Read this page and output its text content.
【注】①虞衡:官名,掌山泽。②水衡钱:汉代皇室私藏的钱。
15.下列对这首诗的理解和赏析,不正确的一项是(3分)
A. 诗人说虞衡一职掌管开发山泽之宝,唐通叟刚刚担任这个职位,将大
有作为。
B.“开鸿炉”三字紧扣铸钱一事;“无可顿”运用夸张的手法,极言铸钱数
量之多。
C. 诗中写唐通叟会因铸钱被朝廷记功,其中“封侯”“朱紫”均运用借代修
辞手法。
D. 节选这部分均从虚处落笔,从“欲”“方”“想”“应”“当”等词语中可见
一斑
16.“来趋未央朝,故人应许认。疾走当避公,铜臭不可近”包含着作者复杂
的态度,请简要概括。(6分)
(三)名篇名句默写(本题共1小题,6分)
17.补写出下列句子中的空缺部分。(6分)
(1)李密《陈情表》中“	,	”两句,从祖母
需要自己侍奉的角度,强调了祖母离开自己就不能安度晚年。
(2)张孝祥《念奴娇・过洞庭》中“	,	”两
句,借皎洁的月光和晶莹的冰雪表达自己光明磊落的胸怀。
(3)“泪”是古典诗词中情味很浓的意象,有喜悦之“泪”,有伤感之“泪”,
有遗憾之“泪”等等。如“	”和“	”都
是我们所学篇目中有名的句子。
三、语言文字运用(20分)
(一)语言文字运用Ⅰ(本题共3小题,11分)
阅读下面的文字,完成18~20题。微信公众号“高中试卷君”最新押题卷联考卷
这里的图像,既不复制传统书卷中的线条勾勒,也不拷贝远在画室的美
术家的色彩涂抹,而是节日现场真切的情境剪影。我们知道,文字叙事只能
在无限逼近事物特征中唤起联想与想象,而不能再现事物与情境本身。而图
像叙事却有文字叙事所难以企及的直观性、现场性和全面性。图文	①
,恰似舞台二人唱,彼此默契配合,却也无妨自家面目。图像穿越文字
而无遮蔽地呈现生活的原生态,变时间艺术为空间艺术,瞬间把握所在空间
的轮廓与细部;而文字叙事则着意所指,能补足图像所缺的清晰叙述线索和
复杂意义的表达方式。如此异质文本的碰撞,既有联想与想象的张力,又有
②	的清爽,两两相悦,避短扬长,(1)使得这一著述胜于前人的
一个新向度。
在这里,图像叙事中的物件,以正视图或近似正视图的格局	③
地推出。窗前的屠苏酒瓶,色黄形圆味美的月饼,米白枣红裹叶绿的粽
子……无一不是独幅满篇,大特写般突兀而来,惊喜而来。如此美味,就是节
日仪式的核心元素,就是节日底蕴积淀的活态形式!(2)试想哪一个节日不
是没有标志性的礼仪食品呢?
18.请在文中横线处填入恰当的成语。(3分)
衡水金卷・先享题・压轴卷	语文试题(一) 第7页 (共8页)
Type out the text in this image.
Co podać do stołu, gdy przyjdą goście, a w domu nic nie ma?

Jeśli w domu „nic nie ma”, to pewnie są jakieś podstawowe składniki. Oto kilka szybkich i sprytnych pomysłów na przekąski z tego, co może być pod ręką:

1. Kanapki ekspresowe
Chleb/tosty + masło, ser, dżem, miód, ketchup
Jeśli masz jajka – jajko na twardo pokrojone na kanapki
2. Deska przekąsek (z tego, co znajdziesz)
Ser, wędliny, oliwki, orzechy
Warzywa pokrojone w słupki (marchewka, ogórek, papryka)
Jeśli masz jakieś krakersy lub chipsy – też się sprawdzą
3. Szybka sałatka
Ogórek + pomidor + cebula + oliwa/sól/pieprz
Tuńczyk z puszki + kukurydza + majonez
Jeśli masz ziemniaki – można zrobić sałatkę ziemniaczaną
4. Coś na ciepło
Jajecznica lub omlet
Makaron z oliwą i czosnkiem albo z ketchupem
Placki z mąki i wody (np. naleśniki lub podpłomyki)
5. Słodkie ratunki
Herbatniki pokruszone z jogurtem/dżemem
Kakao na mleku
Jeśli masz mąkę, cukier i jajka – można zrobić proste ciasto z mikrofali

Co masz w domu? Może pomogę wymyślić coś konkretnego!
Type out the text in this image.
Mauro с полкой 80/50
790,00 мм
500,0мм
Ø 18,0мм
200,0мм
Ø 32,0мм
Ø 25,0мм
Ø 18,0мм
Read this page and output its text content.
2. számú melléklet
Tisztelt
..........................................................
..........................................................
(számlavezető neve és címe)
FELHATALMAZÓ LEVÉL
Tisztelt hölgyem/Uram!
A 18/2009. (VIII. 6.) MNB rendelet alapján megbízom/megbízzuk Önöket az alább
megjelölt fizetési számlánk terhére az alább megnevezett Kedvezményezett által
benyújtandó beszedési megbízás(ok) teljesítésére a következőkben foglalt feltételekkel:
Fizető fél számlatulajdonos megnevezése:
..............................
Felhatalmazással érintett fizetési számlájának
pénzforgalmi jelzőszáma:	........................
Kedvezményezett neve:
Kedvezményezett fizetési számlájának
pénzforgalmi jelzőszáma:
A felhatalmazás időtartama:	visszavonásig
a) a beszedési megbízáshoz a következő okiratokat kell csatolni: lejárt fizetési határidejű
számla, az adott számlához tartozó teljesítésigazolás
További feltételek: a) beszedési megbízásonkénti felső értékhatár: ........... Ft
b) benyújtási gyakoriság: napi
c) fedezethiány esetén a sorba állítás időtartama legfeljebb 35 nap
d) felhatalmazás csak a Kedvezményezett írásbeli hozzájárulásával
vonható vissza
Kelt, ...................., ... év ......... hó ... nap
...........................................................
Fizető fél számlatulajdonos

::::

TASK OBJECTIVE - Find how many lines of the material carry the string "można". Only the number should be in the answer.

RESULT FOR THIS TASK - 2